Material supplied –

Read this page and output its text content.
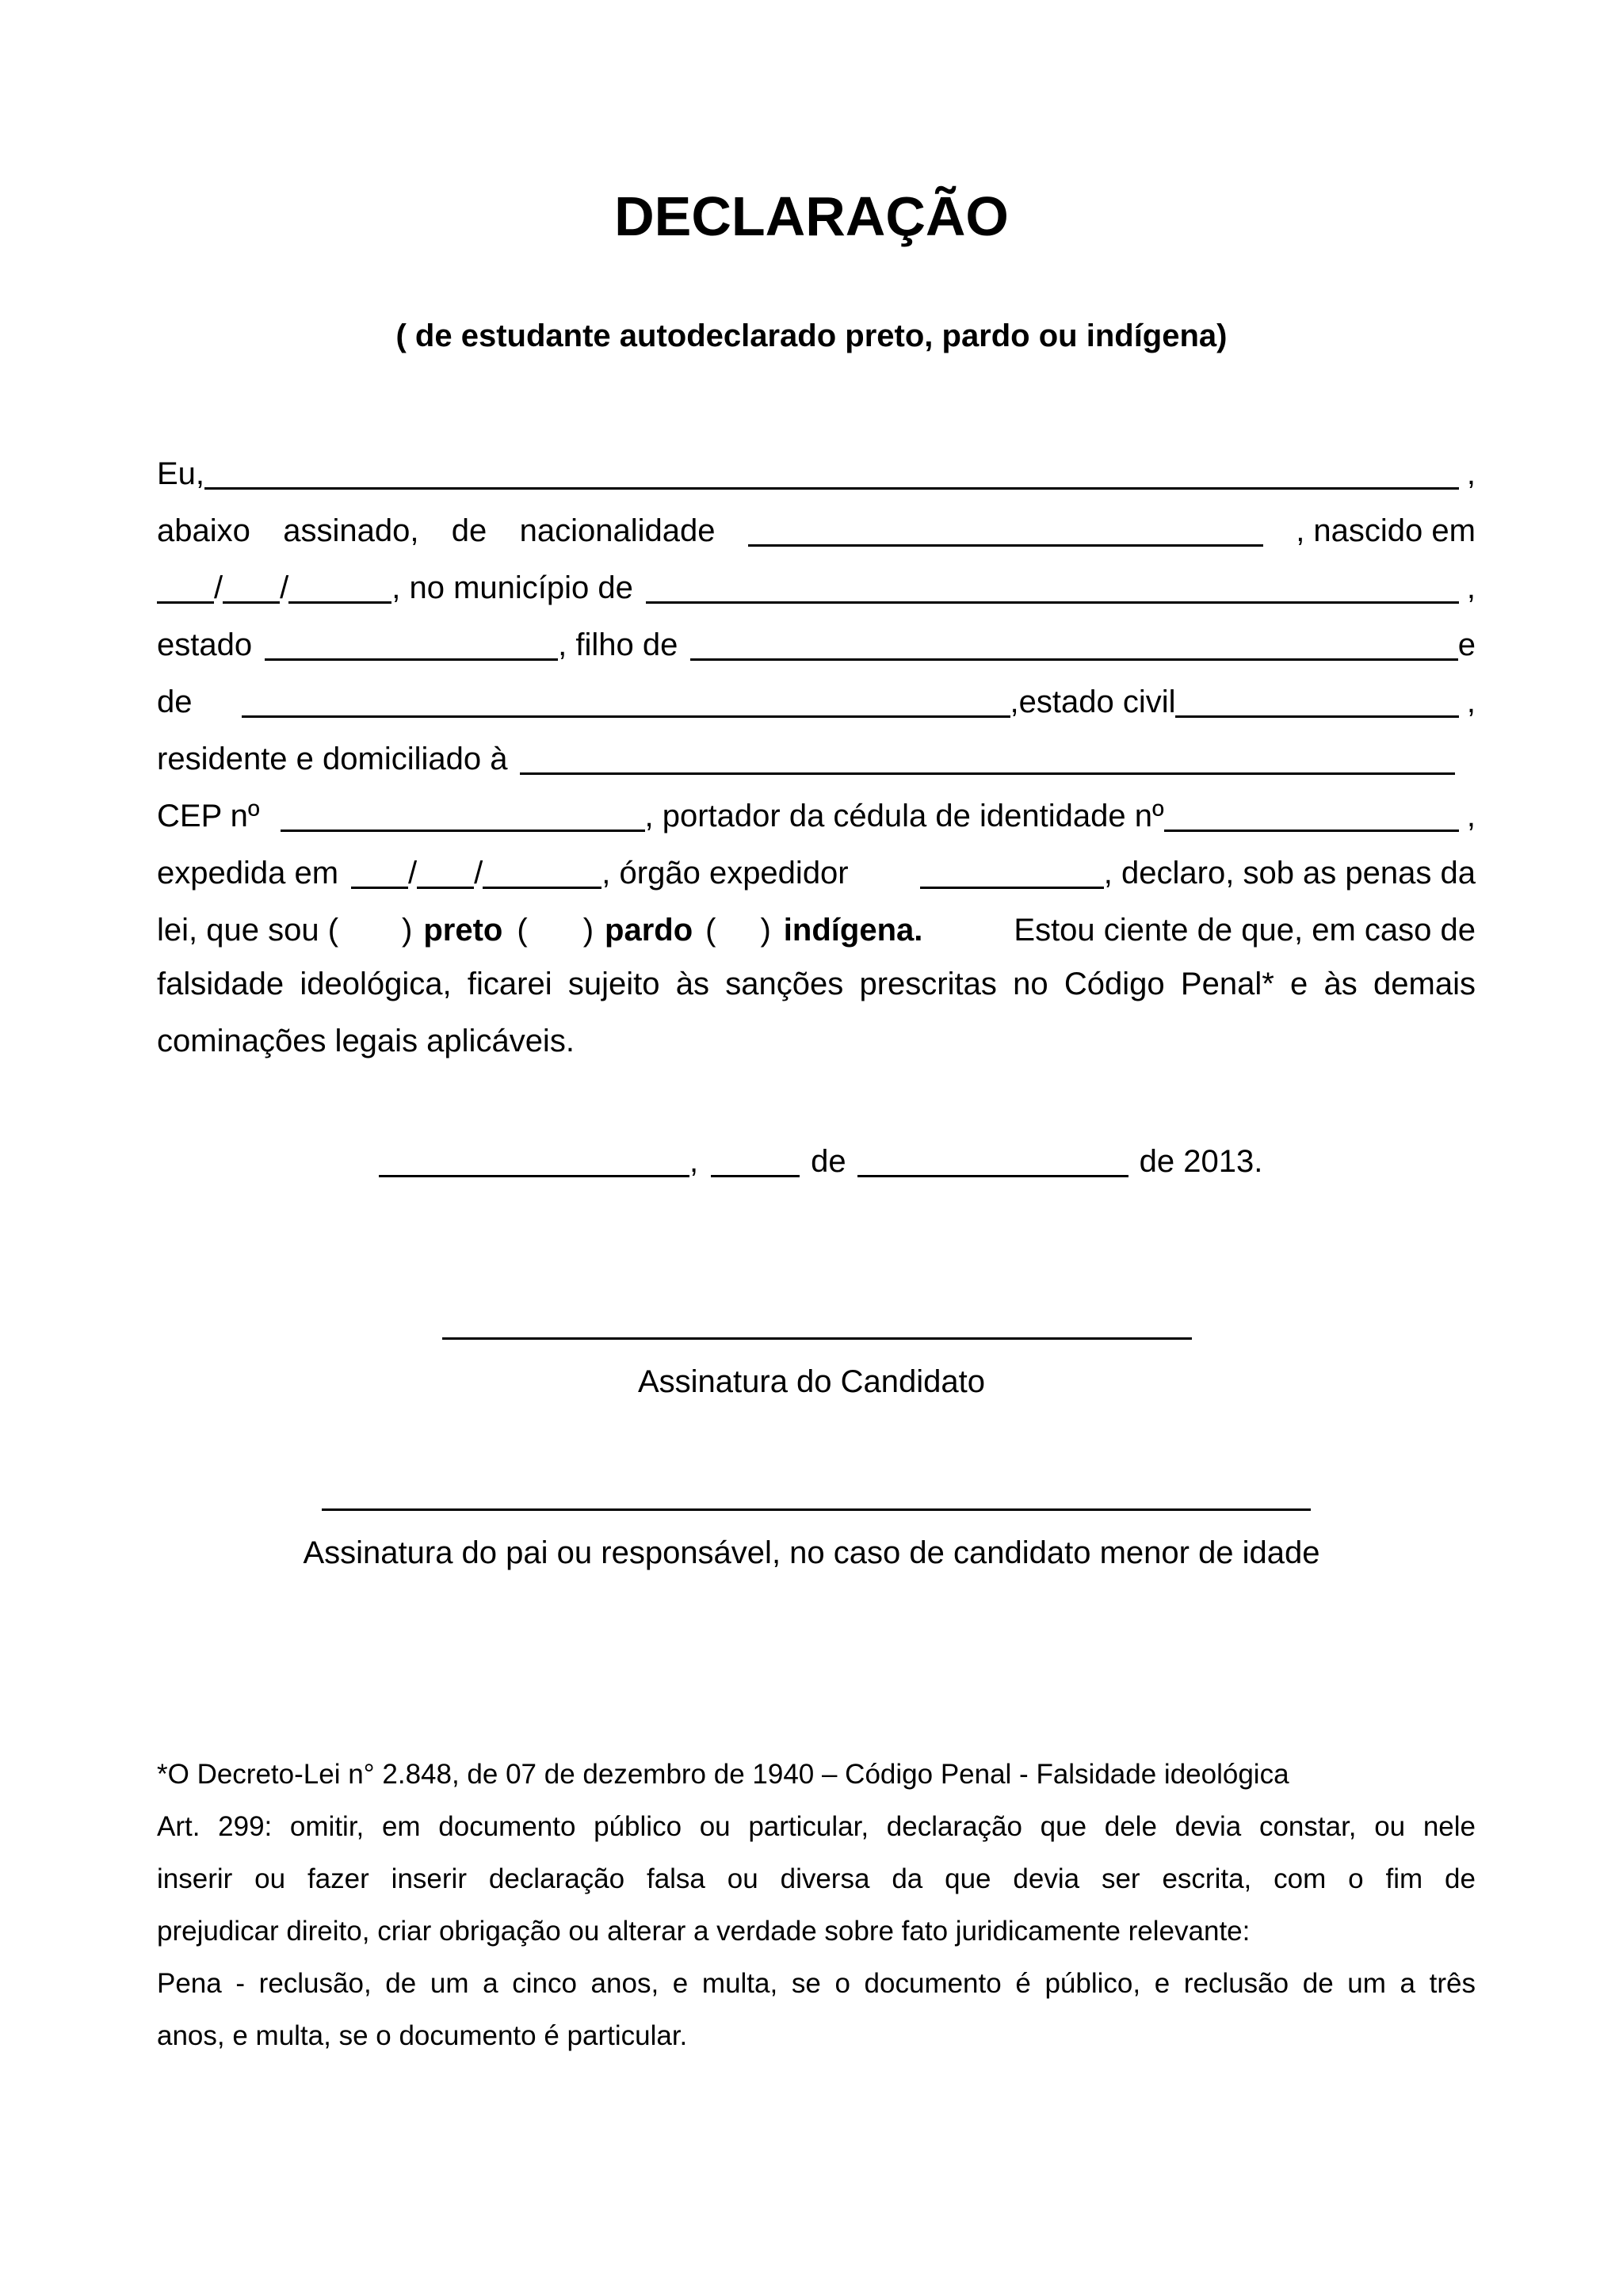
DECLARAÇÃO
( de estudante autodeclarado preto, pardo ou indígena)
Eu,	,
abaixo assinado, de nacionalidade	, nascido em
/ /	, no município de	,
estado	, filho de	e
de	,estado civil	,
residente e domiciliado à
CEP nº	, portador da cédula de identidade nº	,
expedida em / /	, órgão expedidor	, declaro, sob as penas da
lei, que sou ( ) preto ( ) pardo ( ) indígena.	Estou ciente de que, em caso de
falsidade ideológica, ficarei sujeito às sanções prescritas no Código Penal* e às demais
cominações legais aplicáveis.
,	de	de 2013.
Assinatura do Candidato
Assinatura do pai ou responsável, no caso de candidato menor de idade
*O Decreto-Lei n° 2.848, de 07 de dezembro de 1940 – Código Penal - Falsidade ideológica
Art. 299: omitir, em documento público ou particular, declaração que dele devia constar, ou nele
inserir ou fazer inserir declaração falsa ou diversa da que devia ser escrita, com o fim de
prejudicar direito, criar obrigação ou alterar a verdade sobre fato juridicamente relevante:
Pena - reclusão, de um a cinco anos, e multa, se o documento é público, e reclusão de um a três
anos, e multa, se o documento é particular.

* * *

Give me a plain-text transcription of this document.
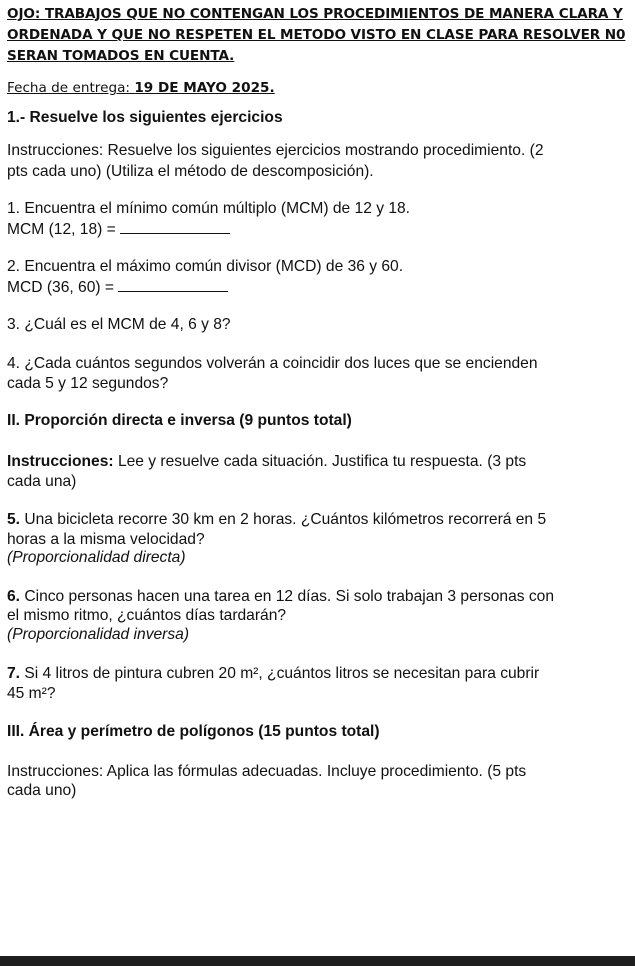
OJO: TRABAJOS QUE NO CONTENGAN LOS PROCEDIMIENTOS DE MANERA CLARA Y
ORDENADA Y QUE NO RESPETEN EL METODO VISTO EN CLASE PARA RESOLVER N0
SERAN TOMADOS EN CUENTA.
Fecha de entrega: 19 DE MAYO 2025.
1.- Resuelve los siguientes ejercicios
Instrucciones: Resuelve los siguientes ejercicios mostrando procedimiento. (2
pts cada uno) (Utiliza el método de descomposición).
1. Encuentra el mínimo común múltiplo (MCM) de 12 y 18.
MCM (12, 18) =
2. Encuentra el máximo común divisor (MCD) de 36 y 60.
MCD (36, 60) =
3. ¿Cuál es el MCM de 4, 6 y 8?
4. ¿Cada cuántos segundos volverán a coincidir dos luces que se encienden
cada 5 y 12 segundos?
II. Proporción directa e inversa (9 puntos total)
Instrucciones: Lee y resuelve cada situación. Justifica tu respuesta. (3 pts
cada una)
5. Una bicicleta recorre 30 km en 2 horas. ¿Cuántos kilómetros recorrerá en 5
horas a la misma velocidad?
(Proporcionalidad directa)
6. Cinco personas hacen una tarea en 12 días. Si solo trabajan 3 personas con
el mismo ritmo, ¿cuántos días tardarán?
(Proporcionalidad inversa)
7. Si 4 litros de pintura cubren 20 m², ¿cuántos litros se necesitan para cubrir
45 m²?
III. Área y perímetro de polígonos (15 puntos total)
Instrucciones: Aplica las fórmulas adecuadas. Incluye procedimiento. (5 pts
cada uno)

...

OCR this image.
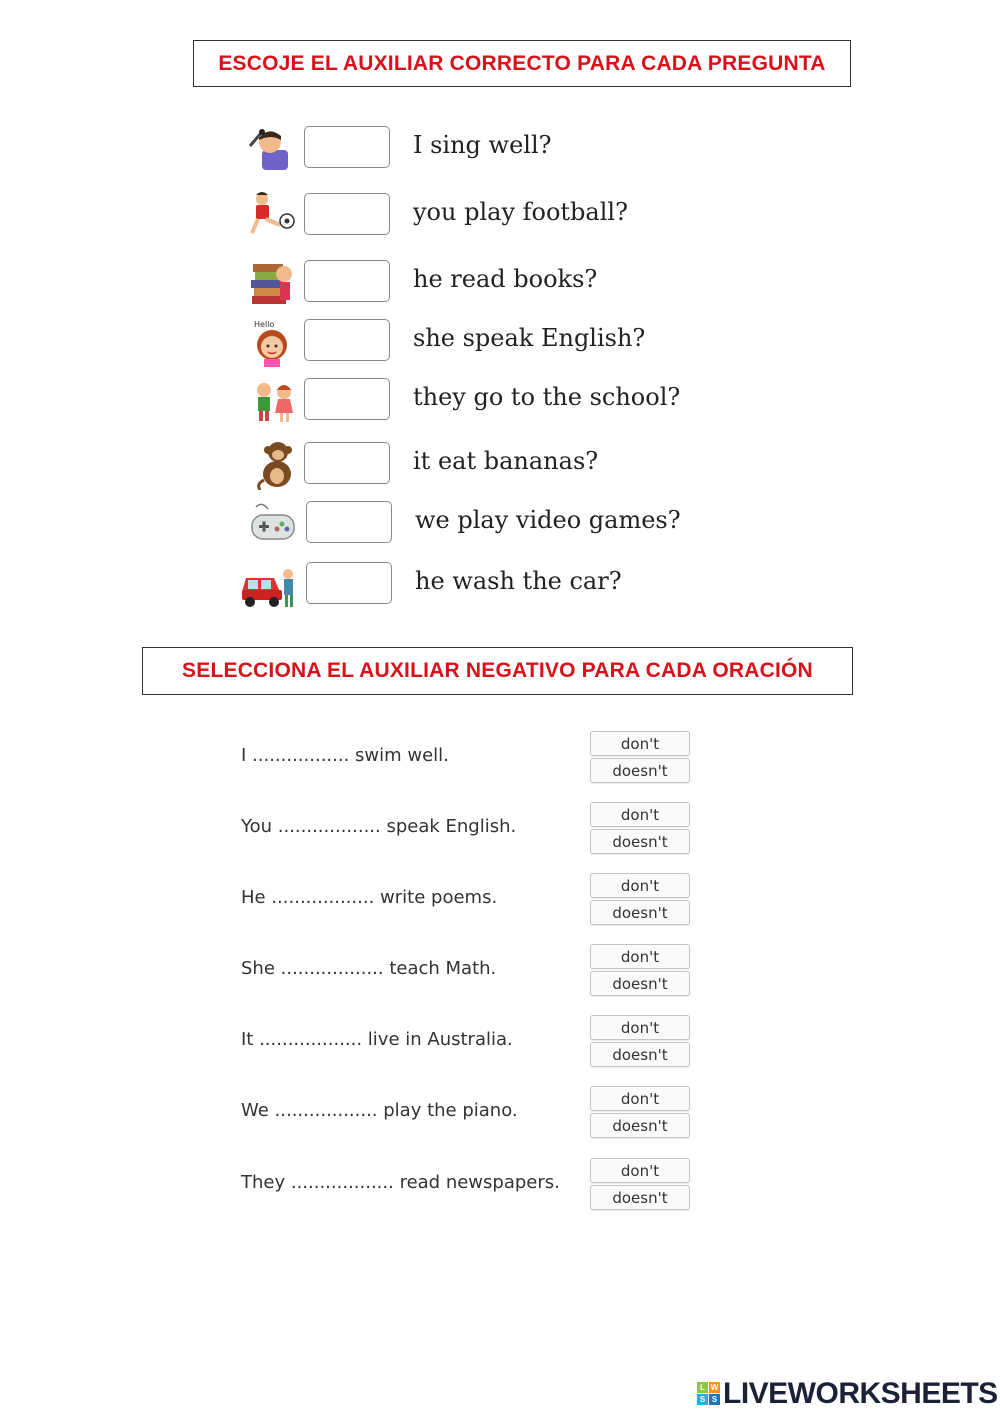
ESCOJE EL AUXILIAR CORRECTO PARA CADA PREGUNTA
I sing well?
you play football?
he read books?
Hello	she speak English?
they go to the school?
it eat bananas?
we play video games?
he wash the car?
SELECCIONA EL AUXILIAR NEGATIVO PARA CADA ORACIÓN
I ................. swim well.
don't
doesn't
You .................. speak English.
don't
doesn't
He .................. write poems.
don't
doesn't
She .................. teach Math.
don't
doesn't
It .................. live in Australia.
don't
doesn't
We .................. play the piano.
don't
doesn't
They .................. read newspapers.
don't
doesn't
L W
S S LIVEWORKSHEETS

Problem – Work out how many lines of the listing above include the word "segundos". Report only the number.

In response – 2